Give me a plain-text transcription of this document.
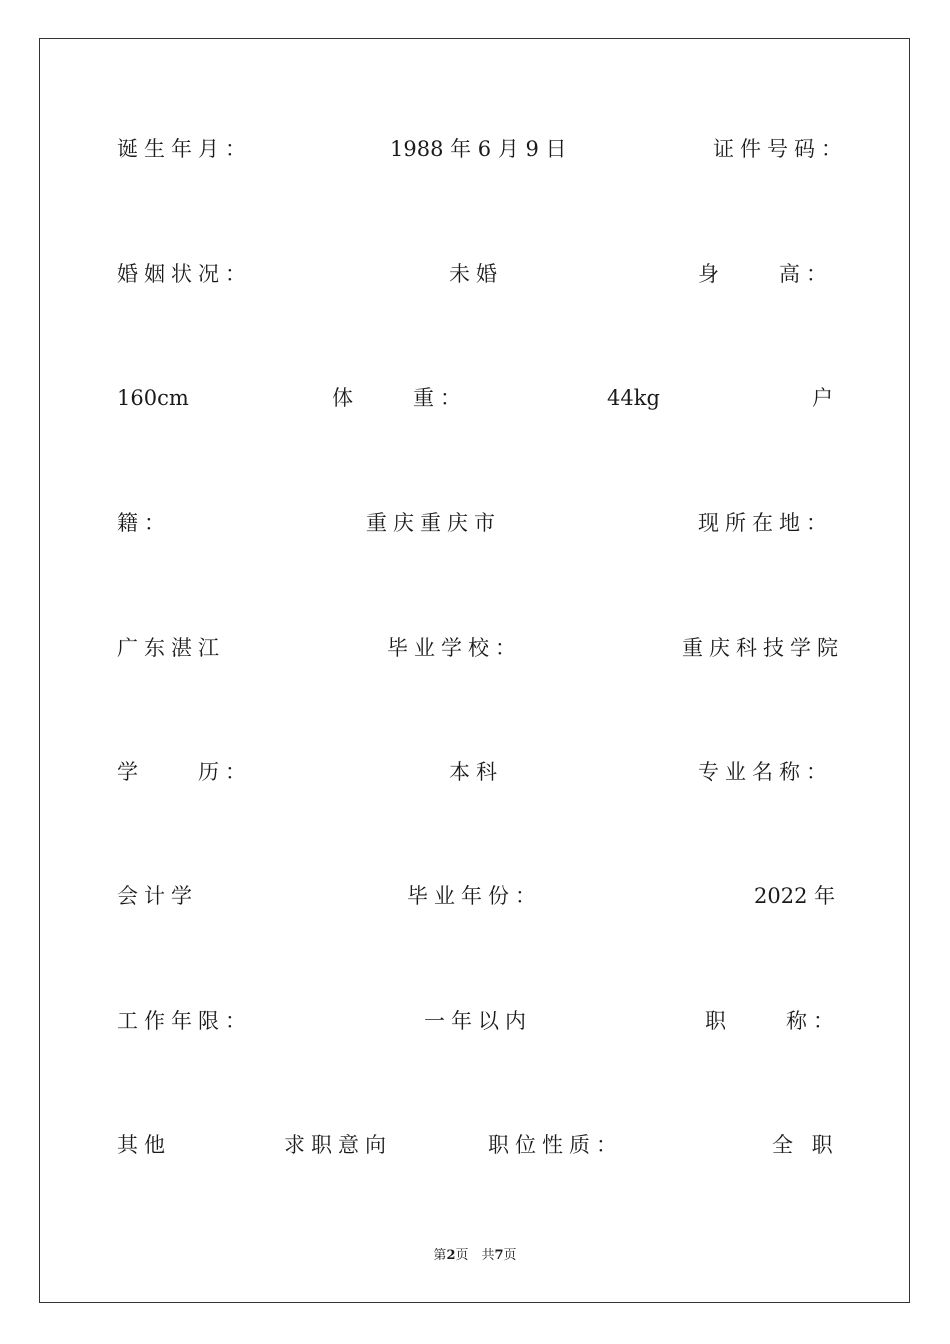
诞生年月：	1988 年 6 月 9 日	证件号码：
婚姻状况：	未婚	身　　高：
160cm	体　　重：	44kg	户
籍：	重庆重庆市	现所在地：
广东湛江	毕业学校：	重庆科技学院
学　　历：	本科	专业名称：
会计学	毕业年份：	2022 年
工作年限：	一年以内	职　　称：
其他	求职意向	职位性质：	全 职
第2页　共7页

> **What this task involves**
Leave out the pictures and print each record exactly as it stands.

> **Answer below**
Give me a plain-text transcription of this document.
诞生年月：	1988 年 6 月 9 日	证件号码：
婚姻状况：	未婚	身　　高：
160cm	体　　重：	44kg	户
籍：	重庆重庆市	现所在地：
广东湛江	毕业学校：	重庆科技学院
学　　历：	本科	专业名称：
会计学	毕业年份：	2022 年
工作年限：	一年以内	职　　称：
其他	求职意向	职位性质：	全 职
第2页　共7页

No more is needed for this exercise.